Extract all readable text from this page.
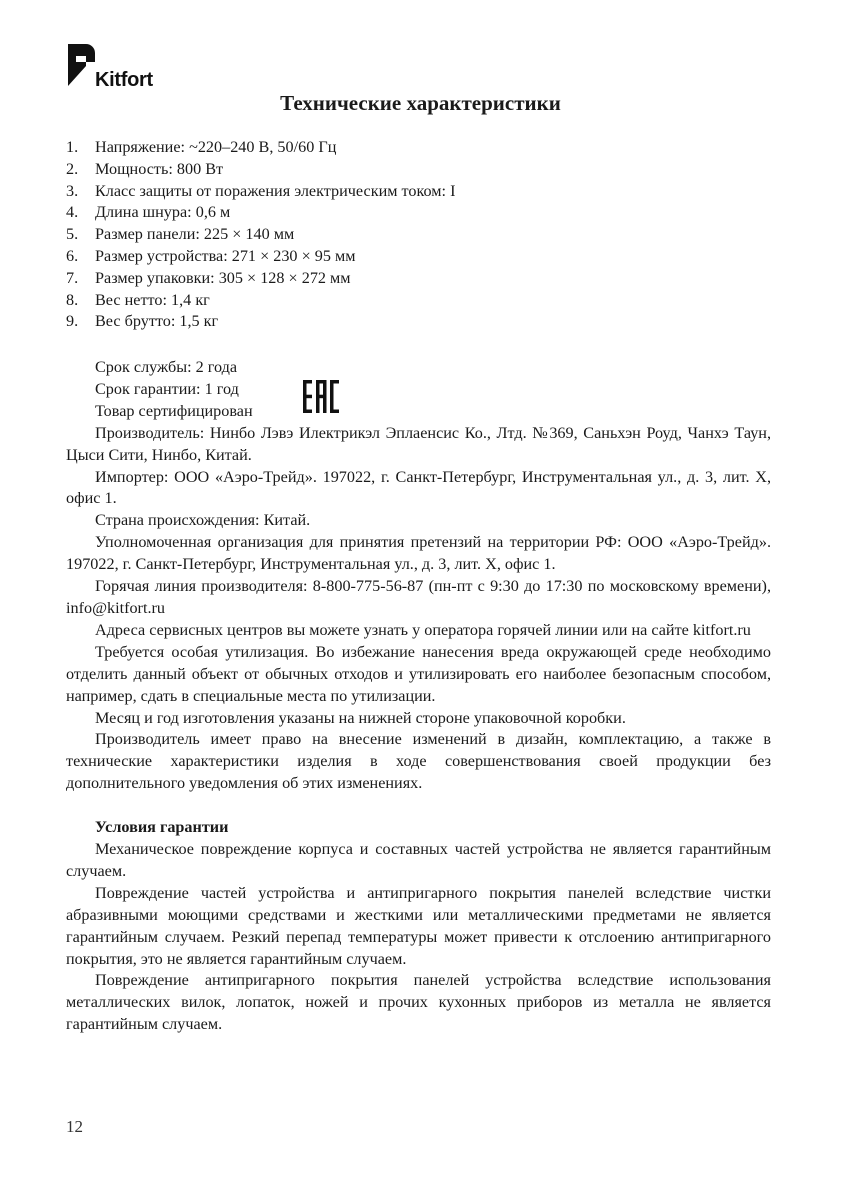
Kitfort
Технические характеристики
1.	Напряжение: ~220–240 В, 50/60 Гц
2.	Мощность: 800 Вт
3.	Класс защиты от поражения электрическим током: I
4.	Длина шнура: 0,6 м
5.	Размер панели: 225 × 140 мм
6.	Размер устройства: 271 × 230 × 95 мм
7.	Размер упаковки: 305 × 128 × 272 мм
8.	Вес нетто: 1,4 кг
9.	Вес брутто: 1,5 кг

Срок службы: 2 года

Срок гарантии: 1 год

Товар сертифицирован

Производитель: Нинбо Лэвэ Илектрикэл Эплаенсис Ко., Лтд. №369, Саньхэн Роуд, Чанхэ Таун, Цыси Сити, Нинбо, Китай.

Импортер: ООО «Аэро-Трейд». 197022, г. Санкт-Петербург, Инструментальная ул., д. 3, лит. Х, офис 1.

Страна происхождения: Китай.

Уполномоченная организация для принятия претензий на территории РФ: ООО «Аэро-Трейд». 197022, г. Санкт-Петербург, Инструментальная ул., д. 3, лит. Х, офис 1.

Горячая линия производителя: 8-800-775-56-87 (пн-пт с 9:30 до 17:30 по московскому времени), info@kitfort.ru

Адреса сервисных центров вы можете узнать у оператора горячей линии или на сайте kitfort.ru

Требуется особая утилизация. Во избежание нанесения вреда окружающей среде необходимо отделить данный объект от обычных отходов и утилизировать его наиболее безопасным способом, например, сдать в специальные места по утилизации.

Месяц и год изготовления указаны на нижней стороне упаковочной коробки.

Производитель имеет право на внесение изменений в дизайн, комплектацию, а также в технические характеристики изделия в ходе совершенствования своей продукции без дополнительного уведомления об этих изменениях.

Условия гарантии

Механическое повреждение корпуса и составных частей устройства не является гарантийным случаем.

Повреждение частей устройства и антипригарного покрытия панелей вследствие чистки абразивными моющими средствами и жесткими или металлическими предметами не является гарантийным случаем. Резкий перепад температуры может привести к отслоению антипригарного покрытия, это не является гарантийным случаем.

Повреждение антипригарного покрытия панелей устройства вследствие использования металлических вилок, лопаток, ножей и прочих кухонных приборов из металла не является гарантийным случаем.

12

Given instruction:
Make an exact copy of the records shown above, without the pictures.

Solved problem:
Extract all readable text from this page.
Kitfort
Технические характеристики
1.	Напряжение: ~220–240 В, 50/60 Гц
2.	Мощность: 800 Вт
3.	Класс защиты от поражения электрическим током: I
4.	Длина шнура: 0,6 м
5.	Размер панели: 225 × 140 мм
6.	Размер устройства: 271 × 230 × 95 мм
7.	Размер упаковки: 305 × 128 × 272 мм
8.	Вес нетто: 1,4 кг
9.	Вес брутто: 1,5 кг

Срок службы: 2 года

Срок гарантии: 1 год

Товар сертифицирован

Производитель: Нинбо Лэвэ Илектрикэл Эплаенсис Ко., Лтд. №369, Саньхэн Роуд, Чанхэ Таун, Цыси Сити, Нинбо, Китай.

Импортер: ООО «Аэро-Трейд». 197022, г. Санкт-Петербург, Инструментальная ул., д. 3, лит. Х, офис 1.

Страна происхождения: Китай.

Уполномоченная организация для принятия претензий на территории РФ: ООО «Аэро-Трейд». 197022, г. Санкт-Петербург, Инструментальная ул., д. 3, лит. Х, офис 1.

Горячая линия производителя: 8-800-775-56-87 (пн-пт с 9:30 до 17:30 по московскому времени), info@kitfort.ru

Адреса сервисных центров вы можете узнать у оператора горячей линии или на сайте kitfort.ru

Требуется особая утилизация. Во избежание нанесения вреда окружающей среде необходимо отделить данный объект от обычных отходов и утилизировать его наиболее безопасным способом, например, сдать в специальные места по утилизации.

Месяц и год изготовления указаны на нижней стороне упаковочной коробки.

Производитель имеет право на внесение изменений в дизайн, комплектацию, а также в технические характеристики изделия в ходе совершенствования своей продукции без дополнительного уведомления об этих изменениях.

Условия гарантии

Механическое повреждение корпуса и составных частей устройства не является гарантийным случаем.

Повреждение частей устройства и антипригарного покрытия панелей вследствие чистки абразивными моющими средствами и жесткими или металлическими предметами не является гарантийным случаем. Резкий перепад температуры может привести к отслоению антипригарного покрытия, это не является гарантийным случаем.

Повреждение антипригарного покрытия панелей устройства вследствие использования металлических вилок, лопаток, ножей и прочих кухонных приборов из металла не является гарантийным случаем.

12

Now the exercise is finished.